Of all the lines in the material, how many include the word "массива"? Reply with the number alone.

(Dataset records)
◇ ◇ ◇

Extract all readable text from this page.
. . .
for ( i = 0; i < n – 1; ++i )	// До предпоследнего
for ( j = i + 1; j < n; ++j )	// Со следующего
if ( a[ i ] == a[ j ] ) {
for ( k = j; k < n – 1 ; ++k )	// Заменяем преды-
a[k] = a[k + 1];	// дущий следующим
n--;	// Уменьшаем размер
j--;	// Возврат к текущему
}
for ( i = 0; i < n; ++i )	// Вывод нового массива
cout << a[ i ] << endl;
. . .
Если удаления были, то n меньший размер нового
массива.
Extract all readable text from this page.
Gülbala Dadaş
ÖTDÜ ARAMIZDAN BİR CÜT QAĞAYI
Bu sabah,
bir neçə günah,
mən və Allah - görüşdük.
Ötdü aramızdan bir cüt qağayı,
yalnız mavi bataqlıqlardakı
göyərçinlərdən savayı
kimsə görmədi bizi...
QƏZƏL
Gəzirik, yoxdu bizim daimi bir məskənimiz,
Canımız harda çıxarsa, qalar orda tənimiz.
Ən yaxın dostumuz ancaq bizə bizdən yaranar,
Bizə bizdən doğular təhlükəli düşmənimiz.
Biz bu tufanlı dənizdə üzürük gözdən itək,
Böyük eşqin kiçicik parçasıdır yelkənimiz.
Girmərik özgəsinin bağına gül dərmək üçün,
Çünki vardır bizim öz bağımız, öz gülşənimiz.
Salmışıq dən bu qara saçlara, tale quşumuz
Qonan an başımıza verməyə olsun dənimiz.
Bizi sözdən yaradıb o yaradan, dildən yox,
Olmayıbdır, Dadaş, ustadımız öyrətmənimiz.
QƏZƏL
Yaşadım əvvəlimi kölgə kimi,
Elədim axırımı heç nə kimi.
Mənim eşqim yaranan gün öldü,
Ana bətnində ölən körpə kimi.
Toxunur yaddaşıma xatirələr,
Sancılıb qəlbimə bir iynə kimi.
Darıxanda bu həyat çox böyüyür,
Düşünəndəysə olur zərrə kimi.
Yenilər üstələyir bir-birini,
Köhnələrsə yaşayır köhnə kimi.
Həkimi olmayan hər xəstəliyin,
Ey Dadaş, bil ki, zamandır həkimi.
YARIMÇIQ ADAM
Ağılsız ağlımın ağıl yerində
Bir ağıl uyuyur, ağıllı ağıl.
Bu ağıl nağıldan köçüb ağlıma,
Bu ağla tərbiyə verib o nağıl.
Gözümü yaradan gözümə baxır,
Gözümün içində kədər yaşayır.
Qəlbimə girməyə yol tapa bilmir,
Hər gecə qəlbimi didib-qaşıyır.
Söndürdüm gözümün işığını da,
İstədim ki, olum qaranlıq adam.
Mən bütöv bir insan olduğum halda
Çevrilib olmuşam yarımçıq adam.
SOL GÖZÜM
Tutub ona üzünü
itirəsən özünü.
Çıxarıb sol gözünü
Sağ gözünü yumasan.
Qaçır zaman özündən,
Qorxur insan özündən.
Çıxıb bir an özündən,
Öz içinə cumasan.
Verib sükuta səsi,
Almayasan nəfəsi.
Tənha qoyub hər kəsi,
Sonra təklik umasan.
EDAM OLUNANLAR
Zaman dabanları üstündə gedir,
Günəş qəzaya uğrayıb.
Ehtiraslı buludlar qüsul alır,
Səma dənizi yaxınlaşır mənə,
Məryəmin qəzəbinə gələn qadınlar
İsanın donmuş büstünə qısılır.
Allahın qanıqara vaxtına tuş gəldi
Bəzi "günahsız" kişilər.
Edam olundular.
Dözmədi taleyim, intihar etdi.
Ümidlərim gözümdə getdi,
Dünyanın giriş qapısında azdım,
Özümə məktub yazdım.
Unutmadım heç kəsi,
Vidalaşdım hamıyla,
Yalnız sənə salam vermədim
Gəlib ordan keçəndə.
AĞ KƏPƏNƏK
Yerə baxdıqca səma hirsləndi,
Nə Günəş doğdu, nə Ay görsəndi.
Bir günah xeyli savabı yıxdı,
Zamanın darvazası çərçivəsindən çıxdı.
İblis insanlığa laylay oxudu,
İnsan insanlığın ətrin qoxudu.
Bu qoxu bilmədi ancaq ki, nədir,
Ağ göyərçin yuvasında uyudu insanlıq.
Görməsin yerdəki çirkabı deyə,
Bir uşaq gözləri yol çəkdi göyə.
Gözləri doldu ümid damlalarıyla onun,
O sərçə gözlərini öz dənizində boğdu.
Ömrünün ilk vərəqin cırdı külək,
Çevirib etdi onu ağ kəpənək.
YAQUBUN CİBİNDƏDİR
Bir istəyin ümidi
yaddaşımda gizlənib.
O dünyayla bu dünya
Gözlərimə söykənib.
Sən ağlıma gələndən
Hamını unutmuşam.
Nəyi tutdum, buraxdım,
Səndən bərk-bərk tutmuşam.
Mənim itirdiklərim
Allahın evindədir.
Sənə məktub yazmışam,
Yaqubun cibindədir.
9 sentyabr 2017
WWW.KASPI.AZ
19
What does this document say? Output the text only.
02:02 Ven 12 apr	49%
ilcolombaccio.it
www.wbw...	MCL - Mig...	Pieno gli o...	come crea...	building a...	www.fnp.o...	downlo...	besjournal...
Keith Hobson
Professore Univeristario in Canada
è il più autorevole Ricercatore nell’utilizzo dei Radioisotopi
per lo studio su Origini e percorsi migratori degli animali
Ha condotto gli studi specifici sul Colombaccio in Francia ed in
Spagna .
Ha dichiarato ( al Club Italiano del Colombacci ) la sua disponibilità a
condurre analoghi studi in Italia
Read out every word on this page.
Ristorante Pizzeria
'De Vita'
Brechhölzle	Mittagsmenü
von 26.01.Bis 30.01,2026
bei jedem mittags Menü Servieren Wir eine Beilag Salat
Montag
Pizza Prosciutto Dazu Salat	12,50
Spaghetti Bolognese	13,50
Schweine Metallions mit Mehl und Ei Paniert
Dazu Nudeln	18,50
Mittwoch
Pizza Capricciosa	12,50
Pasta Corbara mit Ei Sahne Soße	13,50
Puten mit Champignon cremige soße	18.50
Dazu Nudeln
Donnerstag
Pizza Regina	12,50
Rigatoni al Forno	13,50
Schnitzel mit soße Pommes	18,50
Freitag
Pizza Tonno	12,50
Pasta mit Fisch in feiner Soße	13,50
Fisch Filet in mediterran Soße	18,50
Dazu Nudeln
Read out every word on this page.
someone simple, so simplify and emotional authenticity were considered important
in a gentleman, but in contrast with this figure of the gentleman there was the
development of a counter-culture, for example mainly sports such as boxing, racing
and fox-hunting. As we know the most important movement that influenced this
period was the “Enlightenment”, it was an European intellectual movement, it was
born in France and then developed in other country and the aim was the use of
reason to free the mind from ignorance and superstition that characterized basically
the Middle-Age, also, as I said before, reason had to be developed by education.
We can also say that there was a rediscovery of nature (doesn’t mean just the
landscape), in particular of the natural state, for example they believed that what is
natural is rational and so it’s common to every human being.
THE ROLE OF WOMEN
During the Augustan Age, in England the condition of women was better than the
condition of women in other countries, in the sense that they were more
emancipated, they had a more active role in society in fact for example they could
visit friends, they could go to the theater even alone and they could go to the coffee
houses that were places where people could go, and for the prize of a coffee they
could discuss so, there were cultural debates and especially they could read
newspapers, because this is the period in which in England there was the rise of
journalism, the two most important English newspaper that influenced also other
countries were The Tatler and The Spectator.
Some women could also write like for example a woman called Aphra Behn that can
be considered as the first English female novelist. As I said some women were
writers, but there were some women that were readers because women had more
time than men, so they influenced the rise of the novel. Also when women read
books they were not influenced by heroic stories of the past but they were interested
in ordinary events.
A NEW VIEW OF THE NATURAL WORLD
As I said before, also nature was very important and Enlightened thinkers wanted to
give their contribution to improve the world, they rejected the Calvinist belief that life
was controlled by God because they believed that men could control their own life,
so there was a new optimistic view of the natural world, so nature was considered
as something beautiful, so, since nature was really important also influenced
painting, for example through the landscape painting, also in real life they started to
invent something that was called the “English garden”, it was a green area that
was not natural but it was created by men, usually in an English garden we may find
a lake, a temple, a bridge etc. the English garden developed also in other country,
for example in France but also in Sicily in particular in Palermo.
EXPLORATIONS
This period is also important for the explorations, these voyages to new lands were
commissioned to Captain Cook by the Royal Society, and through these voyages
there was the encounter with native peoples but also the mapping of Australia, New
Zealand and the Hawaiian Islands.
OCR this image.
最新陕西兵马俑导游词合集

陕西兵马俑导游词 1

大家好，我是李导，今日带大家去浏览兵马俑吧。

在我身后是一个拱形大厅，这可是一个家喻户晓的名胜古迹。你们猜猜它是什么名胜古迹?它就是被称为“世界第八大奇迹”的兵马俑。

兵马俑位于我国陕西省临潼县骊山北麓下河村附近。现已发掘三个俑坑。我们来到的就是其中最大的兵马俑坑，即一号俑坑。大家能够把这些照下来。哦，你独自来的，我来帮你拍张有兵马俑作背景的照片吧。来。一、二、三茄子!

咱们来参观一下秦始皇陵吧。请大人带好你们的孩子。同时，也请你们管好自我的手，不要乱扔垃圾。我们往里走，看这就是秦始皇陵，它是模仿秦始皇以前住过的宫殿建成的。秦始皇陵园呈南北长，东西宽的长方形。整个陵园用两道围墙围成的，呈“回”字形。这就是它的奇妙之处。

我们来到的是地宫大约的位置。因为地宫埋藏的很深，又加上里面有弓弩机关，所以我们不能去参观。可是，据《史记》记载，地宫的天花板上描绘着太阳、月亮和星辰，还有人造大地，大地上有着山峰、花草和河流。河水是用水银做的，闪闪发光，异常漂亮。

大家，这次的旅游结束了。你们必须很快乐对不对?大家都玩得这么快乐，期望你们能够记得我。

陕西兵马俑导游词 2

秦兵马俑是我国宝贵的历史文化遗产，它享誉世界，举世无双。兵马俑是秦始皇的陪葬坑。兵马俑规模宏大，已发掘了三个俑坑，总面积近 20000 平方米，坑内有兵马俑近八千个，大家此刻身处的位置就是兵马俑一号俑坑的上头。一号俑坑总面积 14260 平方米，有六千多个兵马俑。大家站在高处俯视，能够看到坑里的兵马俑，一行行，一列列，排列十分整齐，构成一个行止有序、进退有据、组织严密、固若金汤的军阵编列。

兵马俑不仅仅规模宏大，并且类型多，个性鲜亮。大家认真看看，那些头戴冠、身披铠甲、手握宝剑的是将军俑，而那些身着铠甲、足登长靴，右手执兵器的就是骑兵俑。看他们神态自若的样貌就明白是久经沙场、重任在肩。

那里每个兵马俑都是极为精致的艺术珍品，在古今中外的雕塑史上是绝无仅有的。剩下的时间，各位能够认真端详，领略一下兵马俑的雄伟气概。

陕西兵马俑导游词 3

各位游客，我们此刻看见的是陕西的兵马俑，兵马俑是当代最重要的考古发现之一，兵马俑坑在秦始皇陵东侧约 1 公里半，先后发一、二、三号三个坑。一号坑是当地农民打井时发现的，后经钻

◇ ◇ ◇

Result for this exercise: 2